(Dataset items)
⟨
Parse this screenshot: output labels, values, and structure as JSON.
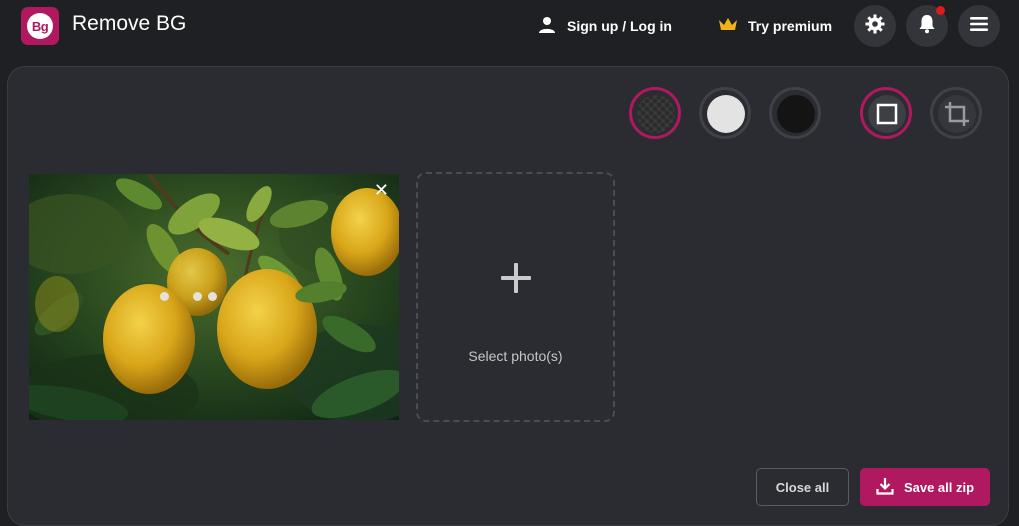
{
  "header": {
    "logo_text": "Bg",
    "app_title": "Remove BG",
    "signup_label": "Sign up / Log in",
    "premium_label": "Try premium",
    "icons": {
      "user": "user-icon",
      "crown": "crown-icon",
      "settings": "gear-icon",
      "notifications": "bell-icon",
      "menu": "hamburger-menu-icon"
    },
    "notification_badge": true
  },
  "toolbar": {
    "background_options": [
      {
        "name": "transparent",
        "selected": true
      },
      {
        "name": "white",
        "color": "#e3e3e3",
        "selected": false
      },
      {
        "name": "black",
        "color": "#141414",
        "selected": false
      }
    ],
    "mode_options": [
      {
        "name": "full-frame",
        "icon": "square-icon",
        "selected": true
      },
      {
        "name": "crop",
        "icon": "crop-icon",
        "selected": false
      }
    ]
  },
  "photos": [
    {
      "subject": "lemons on tree",
      "status": "processing"
    }
  ],
  "select_photo": {
    "label": "Select photo(s)"
  },
  "actions": {
    "close_all_label": "Close all",
    "save_zip_label": "Save all zip"
  },
  "colors": {
    "accent": "#b0195f",
    "background": "#1f2023",
    "panel": "#2a2c31",
    "notification": "#e0191f",
    "crown": "#f2b21a"
  }
}
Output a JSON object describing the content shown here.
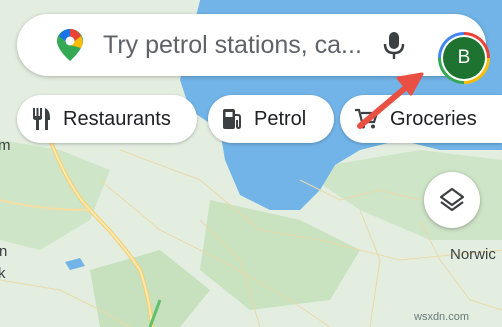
{
  "search": {
    "placeholder": "Try petrol stations, ca...",
    "account_initial": "B"
  },
  "chips": [
    {
      "label": "Restaurants",
      "icon": "fork-knife-icon"
    },
    {
      "label": "Petrol",
      "icon": "fuel-pump-icon"
    },
    {
      "label": "Groceries",
      "icon": "shopping-cart-icon"
    }
  ],
  "map": {
    "labels": {
      "norwich": "Norwic",
      "edge_m": "m",
      "edge_n": "n",
      "edge_k": "k"
    }
  },
  "watermark": "wsxdn.com",
  "colors": {
    "land": "#d9ead3",
    "water": "#72b4e8",
    "road": "#f6d27a",
    "arrow": "#e94f43",
    "avatar": "#1e7330"
  }
}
⟩
*OBJECTIVE*: Extract every line containing the string "JSON" from the data above.

*RESULT OF THE TASK*:
Parse this screenshot: output labels, values, and structure as JSON.
Output a JSON object describing the content shown here.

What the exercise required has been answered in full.